[Extracted records]

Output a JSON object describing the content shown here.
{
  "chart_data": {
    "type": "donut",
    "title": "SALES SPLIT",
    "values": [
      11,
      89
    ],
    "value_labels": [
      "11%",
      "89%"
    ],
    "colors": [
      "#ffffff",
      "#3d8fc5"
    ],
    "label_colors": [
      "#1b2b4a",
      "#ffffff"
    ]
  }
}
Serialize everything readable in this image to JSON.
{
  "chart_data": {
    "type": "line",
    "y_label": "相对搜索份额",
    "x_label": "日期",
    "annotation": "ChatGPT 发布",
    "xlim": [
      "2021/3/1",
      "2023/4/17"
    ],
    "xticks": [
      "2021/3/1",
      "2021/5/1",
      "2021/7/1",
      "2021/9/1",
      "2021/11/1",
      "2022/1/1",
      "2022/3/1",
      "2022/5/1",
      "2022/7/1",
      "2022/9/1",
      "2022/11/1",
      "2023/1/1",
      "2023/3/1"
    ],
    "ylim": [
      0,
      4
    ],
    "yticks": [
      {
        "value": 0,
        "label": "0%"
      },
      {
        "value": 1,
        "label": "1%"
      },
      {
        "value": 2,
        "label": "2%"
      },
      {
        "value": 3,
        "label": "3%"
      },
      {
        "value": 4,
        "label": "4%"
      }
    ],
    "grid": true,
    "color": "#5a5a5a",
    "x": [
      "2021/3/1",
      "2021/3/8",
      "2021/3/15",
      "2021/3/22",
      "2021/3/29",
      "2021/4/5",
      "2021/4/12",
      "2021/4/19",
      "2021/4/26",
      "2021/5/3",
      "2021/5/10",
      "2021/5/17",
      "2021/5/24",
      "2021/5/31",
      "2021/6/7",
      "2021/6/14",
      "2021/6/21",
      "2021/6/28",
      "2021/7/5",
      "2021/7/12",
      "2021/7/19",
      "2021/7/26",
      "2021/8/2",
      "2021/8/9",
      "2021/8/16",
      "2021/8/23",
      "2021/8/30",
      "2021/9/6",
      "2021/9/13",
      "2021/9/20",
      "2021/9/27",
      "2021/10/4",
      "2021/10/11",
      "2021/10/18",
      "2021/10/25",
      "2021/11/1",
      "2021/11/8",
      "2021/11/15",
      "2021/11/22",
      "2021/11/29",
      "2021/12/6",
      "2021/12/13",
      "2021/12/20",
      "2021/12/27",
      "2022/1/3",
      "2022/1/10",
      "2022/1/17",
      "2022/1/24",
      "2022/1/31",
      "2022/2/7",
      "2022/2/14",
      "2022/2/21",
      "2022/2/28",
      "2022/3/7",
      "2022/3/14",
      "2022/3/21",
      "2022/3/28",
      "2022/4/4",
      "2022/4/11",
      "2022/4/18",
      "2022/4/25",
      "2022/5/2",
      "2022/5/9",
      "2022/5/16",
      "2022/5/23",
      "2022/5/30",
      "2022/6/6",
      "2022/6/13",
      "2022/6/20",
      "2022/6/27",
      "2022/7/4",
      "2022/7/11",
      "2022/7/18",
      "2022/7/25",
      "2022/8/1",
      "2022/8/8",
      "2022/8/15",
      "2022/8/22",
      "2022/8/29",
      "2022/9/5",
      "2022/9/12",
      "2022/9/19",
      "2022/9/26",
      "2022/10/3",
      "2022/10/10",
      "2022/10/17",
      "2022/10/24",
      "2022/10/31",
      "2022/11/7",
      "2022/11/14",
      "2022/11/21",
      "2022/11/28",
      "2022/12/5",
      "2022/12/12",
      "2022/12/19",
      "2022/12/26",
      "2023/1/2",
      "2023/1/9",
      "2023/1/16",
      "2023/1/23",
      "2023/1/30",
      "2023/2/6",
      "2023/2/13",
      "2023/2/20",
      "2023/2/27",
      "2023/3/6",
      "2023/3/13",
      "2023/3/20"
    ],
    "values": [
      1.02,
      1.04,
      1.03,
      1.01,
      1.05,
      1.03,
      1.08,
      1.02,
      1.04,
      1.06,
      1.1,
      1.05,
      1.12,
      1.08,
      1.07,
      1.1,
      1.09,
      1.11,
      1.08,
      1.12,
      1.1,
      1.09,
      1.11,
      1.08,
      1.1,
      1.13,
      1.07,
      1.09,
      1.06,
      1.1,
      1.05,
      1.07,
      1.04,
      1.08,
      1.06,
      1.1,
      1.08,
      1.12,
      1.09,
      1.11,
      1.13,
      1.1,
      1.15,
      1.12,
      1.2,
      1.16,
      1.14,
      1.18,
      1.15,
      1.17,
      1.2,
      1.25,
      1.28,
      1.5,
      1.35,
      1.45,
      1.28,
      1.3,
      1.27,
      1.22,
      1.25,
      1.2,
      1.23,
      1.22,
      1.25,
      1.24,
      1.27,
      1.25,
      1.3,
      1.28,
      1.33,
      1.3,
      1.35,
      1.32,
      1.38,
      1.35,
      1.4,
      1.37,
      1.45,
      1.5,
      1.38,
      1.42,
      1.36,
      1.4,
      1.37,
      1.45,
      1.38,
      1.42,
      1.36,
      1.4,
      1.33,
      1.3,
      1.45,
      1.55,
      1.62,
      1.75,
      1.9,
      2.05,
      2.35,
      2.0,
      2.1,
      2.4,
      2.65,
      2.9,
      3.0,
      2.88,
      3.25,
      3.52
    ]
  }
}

--- What is asked ---
Would you restate each of the entries word for word?

--- Completed exercise ---
Output a JSON object describing the content shown here.
{
  "chart_data": {
    "type": "donut",
    "title": "SALES SPLIT",
    "values": [
      11,
      89
    ],
    "value_labels": [
      "11%",
      "89%"
    ],
    "colors": [
      "#ffffff",
      "#3d8fc5"
    ],
    "label_colors": [
      "#1b2b4a",
      "#ffffff"
    ]
  }
}
Serialize everything readable in this image to JSON.
{
  "chart_data": {
    "type": "line",
    "y_label": "相对搜索份额",
    "x_label": "日期",
    "annotation": "ChatGPT 发布",
    "xlim": [
      "2021/3/1",
      "2023/4/17"
    ],
    "xticks": [
      "2021/3/1",
      "2021/5/1",
      "2021/7/1",
      "2021/9/1",
      "2021/11/1",
      "2022/1/1",
      "2022/3/1",
      "2022/5/1",
      "2022/7/1",
      "2022/9/1",
      "2022/11/1",
      "2023/1/1",
      "2023/3/1"
    ],
    "ylim": [
      0,
      4
    ],
    "yticks": [
      {
        "value": 0,
        "label": "0%"
      },
      {
        "value": 1,
        "label": "1%"
      },
      {
        "value": 2,
        "label": "2%"
      },
      {
        "value": 3,
        "label": "3%"
      },
      {
        "value": 4,
        "label": "4%"
      }
    ],
    "grid": true,
    "color": "#5a5a5a",
    "x": [
      "2021/3/1",
      "2021/3/8",
      "2021/3/15",
      "2021/3/22",
      "2021/3/29",
      "2021/4/5",
      "2021/4/12",
      "2021/4/19",
      "2021/4/26",
      "2021/5/3",
      "2021/5/10",
      "2021/5/17",
      "2021/5/24",
      "2021/5/31",
      "2021/6/7",
      "2021/6/14",
      "2021/6/21",
      "2021/6/28",
      "2021/7/5",
      "2021/7/12",
      "2021/7/19",
      "2021/7/26",
      "2021/8/2",
      "2021/8/9",
      "2021/8/16",
      "2021/8/23",
      "2021/8/30",
      "2021/9/6",
      "2021/9/13",
      "2021/9/20",
      "2021/9/27",
      "2021/10/4",
      "2021/10/11",
      "2021/10/18",
      "2021/10/25",
      "2021/11/1",
      "2021/11/8",
      "2021/11/15",
      "2021/11/22",
      "2021/11/29",
      "2021/12/6",
      "2021/12/13",
      "2021/12/20",
      "2021/12/27",
      "2022/1/3",
      "2022/1/10",
      "2022/1/17",
      "2022/1/24",
      "2022/1/31",
      "2022/2/7",
      "2022/2/14",
      "2022/2/21",
      "2022/2/28",
      "2022/3/7",
      "2022/3/14",
      "2022/3/21",
      "2022/3/28",
      "2022/4/4",
      "2022/4/11",
      "2022/4/18",
      "2022/4/25",
      "2022/5/2",
      "2022/5/9",
      "2022/5/16",
      "2022/5/23",
      "2022/5/30",
      "2022/6/6",
      "2022/6/13",
      "2022/6/20",
      "2022/6/27",
      "2022/7/4",
      "2022/7/11",
      "2022/7/18",
      "2022/7/25",
      "2022/8/1",
      "2022/8/8",
      "2022/8/15",
      "2022/8/22",
      "2022/8/29",
      "2022/9/5",
      "2022/9/12",
      "2022/9/19",
      "2022/9/26",
      "2022/10/3",
      "2022/10/10",
      "2022/10/17",
      "2022/10/24",
      "2022/10/31",
      "2022/11/7",
      "2022/11/14",
      "2022/11/21",
      "2022/11/28",
      "2022/12/5",
      "2022/12/12",
      "2022/12/19",
      "2022/12/26",
      "2023/1/2",
      "2023/1/9",
      "2023/1/16",
      "2023/1/23",
      "2023/1/30",
      "2023/2/6",
      "2023/2/13",
      "2023/2/20",
      "2023/2/27",
      "2023/3/6",
      "2023/3/13",
      "2023/3/20"
    ],
    "values": [
      1.02,
      1.04,
      1.03,
      1.01,
      1.05,
      1.03,
      1.08,
      1.02,
      1.04,
      1.06,
      1.1,
      1.05,
      1.12,
      1.08,
      1.07,
      1.1,
      1.09,
      1.11,
      1.08,
      1.12,
      1.1,
      1.09,
      1.11,
      1.08,
      1.1,
      1.13,
      1.07,
      1.09,
      1.06,
      1.1,
      1.05,
      1.07,
      1.04,
      1.08,
      1.06,
      1.1,
      1.08,
      1.12,
      1.09,
      1.11,
      1.13,
      1.1,
      1.15,
      1.12,
      1.2,
      1.16,
      1.14,
      1.18,
      1.15,
      1.17,
      1.2,
      1.25,
      1.28,
      1.5,
      1.35,
      1.45,
      1.28,
      1.3,
      1.27,
      1.22,
      1.25,
      1.2,
      1.23,
      1.22,
      1.25,
      1.24,
      1.27,
      1.25,
      1.3,
      1.28,
      1.33,
      1.3,
      1.35,
      1.32,
      1.38,
      1.35,
      1.4,
      1.37,
      1.45,
      1.5,
      1.38,
      1.42,
      1.36,
      1.4,
      1.37,
      1.45,
      1.38,
      1.42,
      1.36,
      1.4,
      1.33,
      1.3,
      1.45,
      1.55,
      1.62,
      1.75,
      1.9,
      2.05,
      2.35,
      2.0,
      2.1,
      2.4,
      2.65,
      2.9,
      3.0,
      2.88,
      3.25,
      3.52
    ]
  }
}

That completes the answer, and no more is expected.